DOCUMENT SECTION -
▼
Meeting minutes
Review agenda and next meeting dates
Matt_King: Requests for changes to agenda?
Matt_King: hearing none, we'll stick with the agenda as scheduled
Matt_King: Next CG meeting: Thursday October 16
Matt_King: Next AT Driver Subgroup meeting: Monday October 13
jugglinmike: October 13 is a holiday in the US, so we will have to reschedule the AT Driver Subgroup meeting
IsaDC: PAC is also closed on that day
jugglinmike: Let's push it to the same time on following week--Monday, October 20
Current status
Matt_King: We changed "switch made from HTML checkbox" to "draft review"
Matt_King: Everything else is the same
Matt_King: We'll probably move on to the two-state checkbox example today
Matt_King: And soon after that: the quantity spin button
Issue 1521: Rename test plan directories
github: w3c/
Matt_King: This is about the repository where we write all of our tests
Matt_King: I am asking what it would take to possibly adopt a naming convention for the directories where the test plans lives
Matt_King: That's because I am preparing for the time when we have a lot more test plans that are not coming from the APG--test plans where people write the test case itself directly in the repository. The code, example, etc. will all be sourced from this repository. And the tests are more atomic: a specific ARIA feature in a much simpler context
Matt_King: We're planning to teach people how to do that at TPAC
Matt_King: I'm going to come up with an example of a simple test plan that they can essentially copy and then modify
Matt_King: Essentially, we have a few kinds of tests: you "navigate to", "get information about", and "operate"
Matt_King: Imagine we have a test plan for "aria-details" or "aria-errormessage". The directory could just be named according to the name of the property
Matt_King: I'm not sure what to do for ARIA roles because it could become confusing when an element and property have the same name
Matt_King: Someone might see a directory like "aria-button" and get confused, thinking that there is a property named "aria-button"
Matt_King: One approach is that we could put "apg-" as a prefix to the directories that originated from the APG
Matt_King: The plan is to have a lot more test plans in the repository which come from different places
Matt_King: In this issue, I list some of the downstream impact of changing directory names
ChrisCuellar: I think that captures it accurately!
Matt_King: Would prepending all the APG tests with "apg-" be a good approach?
mfairchild: It sounds fine to me, but is there a reason we couldn't use sub-folders?
Matt_King: I would love to do that. It adds other kinds of complexity, but I don't know if it's more or less complex
Matt_King: The biggest problem would be that we would have to decide ahead of time what all of the "sources" are, and the code in the system would have to account for that... Or I guess, maybe under the "test" directory, the system just sweeps all sub-folders.
ChrisCuellar: I'm thinking about precedence in the Web Platform Tests project, which makes heavy use of hierarchical directory structure
ChrisCuellar: There's no way to anticipate future entries, just due to the nature of the web platform. And I think building to support that open-endedness makes sense
Matt_King: Did anyone have pushback against the idea of a "screen-reader" folder?
jugglinmike: I think having a directory structure by AT doesn't give us much flexibility, since we might be replicating tests across different AT folders. We might also run into version parity issues. Namespacing by AT seems not ideal.
▲
DIRECTIONS -
• a. In the meeting minutes, condense the paragraph starting "That's because I am preparing" into a short bulleted list that keeps its main facts.
• b. Write the next few exchanges of the meeting minutes, picking up after jugglinmike's remark that namespacing by AT seems not ideal.
The data that comes after the meeting minutes is separate material.

DATASET -
▼
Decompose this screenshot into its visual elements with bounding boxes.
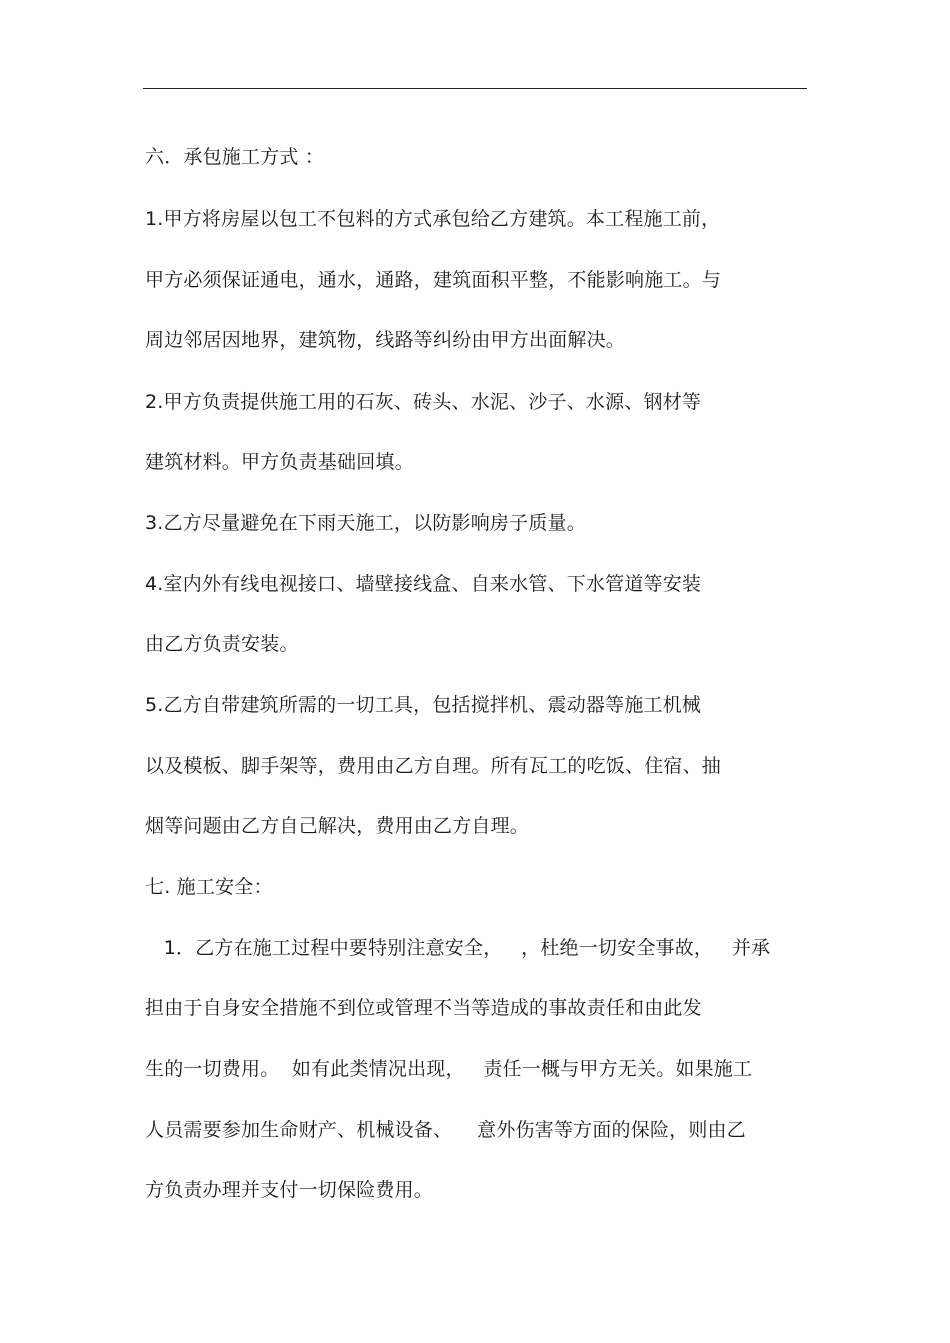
▲
▼
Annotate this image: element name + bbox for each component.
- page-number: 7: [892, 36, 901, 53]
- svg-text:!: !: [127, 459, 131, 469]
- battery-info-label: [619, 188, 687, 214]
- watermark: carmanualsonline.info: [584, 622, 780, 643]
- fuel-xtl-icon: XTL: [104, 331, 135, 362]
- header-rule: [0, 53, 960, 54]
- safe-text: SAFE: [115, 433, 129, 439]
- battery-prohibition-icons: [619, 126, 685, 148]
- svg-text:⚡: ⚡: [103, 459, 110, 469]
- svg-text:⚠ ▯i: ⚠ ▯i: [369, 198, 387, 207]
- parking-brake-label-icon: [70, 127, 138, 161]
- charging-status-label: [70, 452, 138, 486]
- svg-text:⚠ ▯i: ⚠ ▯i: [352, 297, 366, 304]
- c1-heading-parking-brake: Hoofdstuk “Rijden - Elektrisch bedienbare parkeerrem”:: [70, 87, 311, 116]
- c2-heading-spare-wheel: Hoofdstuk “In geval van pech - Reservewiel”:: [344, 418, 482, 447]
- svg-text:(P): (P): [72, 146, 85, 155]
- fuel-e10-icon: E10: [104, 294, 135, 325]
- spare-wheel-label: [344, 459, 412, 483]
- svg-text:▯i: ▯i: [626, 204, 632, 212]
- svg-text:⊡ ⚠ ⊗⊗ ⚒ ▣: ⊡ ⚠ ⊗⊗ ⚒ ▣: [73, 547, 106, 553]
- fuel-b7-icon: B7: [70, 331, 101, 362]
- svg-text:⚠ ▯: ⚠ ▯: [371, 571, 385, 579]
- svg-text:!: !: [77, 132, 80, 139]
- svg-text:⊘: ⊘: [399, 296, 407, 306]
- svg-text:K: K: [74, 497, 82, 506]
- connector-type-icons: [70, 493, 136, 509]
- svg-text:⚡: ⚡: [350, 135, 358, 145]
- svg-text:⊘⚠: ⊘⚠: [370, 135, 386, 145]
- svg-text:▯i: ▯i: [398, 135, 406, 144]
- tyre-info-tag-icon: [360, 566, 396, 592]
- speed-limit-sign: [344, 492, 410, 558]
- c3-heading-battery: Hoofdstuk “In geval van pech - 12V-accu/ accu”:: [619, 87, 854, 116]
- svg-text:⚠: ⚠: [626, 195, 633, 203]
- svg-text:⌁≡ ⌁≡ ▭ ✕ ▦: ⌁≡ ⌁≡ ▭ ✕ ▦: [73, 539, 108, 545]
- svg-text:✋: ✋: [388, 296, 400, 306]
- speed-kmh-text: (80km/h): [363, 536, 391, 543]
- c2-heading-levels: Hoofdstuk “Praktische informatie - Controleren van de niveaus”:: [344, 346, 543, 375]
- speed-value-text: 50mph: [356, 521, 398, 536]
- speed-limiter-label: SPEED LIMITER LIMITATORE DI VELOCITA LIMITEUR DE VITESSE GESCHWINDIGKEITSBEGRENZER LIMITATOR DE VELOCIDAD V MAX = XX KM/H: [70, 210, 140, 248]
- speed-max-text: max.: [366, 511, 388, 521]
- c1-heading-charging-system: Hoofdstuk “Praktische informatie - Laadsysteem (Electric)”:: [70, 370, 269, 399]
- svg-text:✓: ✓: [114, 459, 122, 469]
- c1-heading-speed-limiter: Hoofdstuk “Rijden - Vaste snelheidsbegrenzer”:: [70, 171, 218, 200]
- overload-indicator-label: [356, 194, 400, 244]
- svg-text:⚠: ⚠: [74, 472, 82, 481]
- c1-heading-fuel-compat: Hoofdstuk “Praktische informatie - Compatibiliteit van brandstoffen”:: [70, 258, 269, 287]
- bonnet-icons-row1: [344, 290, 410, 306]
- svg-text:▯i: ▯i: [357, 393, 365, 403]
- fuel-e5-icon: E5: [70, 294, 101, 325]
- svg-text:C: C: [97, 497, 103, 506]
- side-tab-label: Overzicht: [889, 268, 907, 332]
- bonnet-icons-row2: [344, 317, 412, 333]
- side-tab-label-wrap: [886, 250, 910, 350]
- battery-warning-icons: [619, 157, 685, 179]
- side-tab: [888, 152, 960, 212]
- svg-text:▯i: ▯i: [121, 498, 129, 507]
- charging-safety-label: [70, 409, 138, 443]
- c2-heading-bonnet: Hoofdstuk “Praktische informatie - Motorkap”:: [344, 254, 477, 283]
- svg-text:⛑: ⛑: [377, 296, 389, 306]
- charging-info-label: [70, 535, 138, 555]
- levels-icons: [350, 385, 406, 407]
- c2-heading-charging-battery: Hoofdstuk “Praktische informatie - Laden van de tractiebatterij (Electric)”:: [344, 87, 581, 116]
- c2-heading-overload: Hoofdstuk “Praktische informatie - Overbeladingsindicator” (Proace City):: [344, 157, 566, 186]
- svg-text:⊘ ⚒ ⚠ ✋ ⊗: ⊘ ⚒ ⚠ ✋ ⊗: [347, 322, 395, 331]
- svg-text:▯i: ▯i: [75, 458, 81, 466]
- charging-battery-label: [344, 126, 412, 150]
▲
EXPECTED ANSWERS -
• a.
- Preparing for many more test plans that don't come from the APG
- People will write test cases directly in the repository
- Code, examples, and other resources will be sourced from the repository
- Tests will be more atomic, covering a specific ARIA feature in a much simpler context

• b.
Matt_King: Maybe that's not necessarily a knock on subdirectories but more about how we work with different AT's, which is a future-looking question. But the general question of subdirectories is still open I think if we segment by things like ARIA, HTML-AAM, APG, etc.
ChrisCuellar: I think subdirectory structure according to the type of feature under test makes sense. Unlike segmenting by AT, segmenting by feature will probably not involve test plans replicated across subdirectories
Matt_King: Oh yes, for sure
jugglinmike: But there's not a one-to-one mapping of test to feature, tho.
Matt_King: But the subdirectory structure could be reflect the scope of the test at least. It tells us the focus of the test even if it's not exactly testing one feature.
… I think we have the same issues in WPT. Look at how accessibility is tested broadly across WPT.
jugglinmike: Bocoup is currently engaged in this problem with WPT specifically. We're trying to classify tests by web feature. It's a pretty complex problem.
Matt_King: Accessibility bugs are rarely traceable back to isolated features. Bugs are often contextual.
Matt_King: I would prefer subdirectories--it seems more in-line with what other repositories do, and it is generally easier for humans to parse. It's also harder to get wrong (especially since naming involves typing strings, but if a subdirectory already exists, then there is less of a hazard)
howard-e: It's a similar level-of-effort whether we use sub-directories or directory name prefixes
Matt_King: Based on what we've learned from the reference work so far is that we would have three sub-directories: html, aria, and apg
Matt_King: Okay, this is really helpful. In terms of making a plan for this issue, do you think we're better-positioned, now?
ChrisCuellar: I think so! We're going to move everything except for support.json and commands.json into a new sub-directory named "apg"
Matt_King: Correct
Matt_King: And we'll have a very crisp plan for when we actually enact this change
IsaDC: As the person who writes the test plans, the way I organize them is by sub-directories. So for me, that would be the best approach, if possible
Matt_King: Good!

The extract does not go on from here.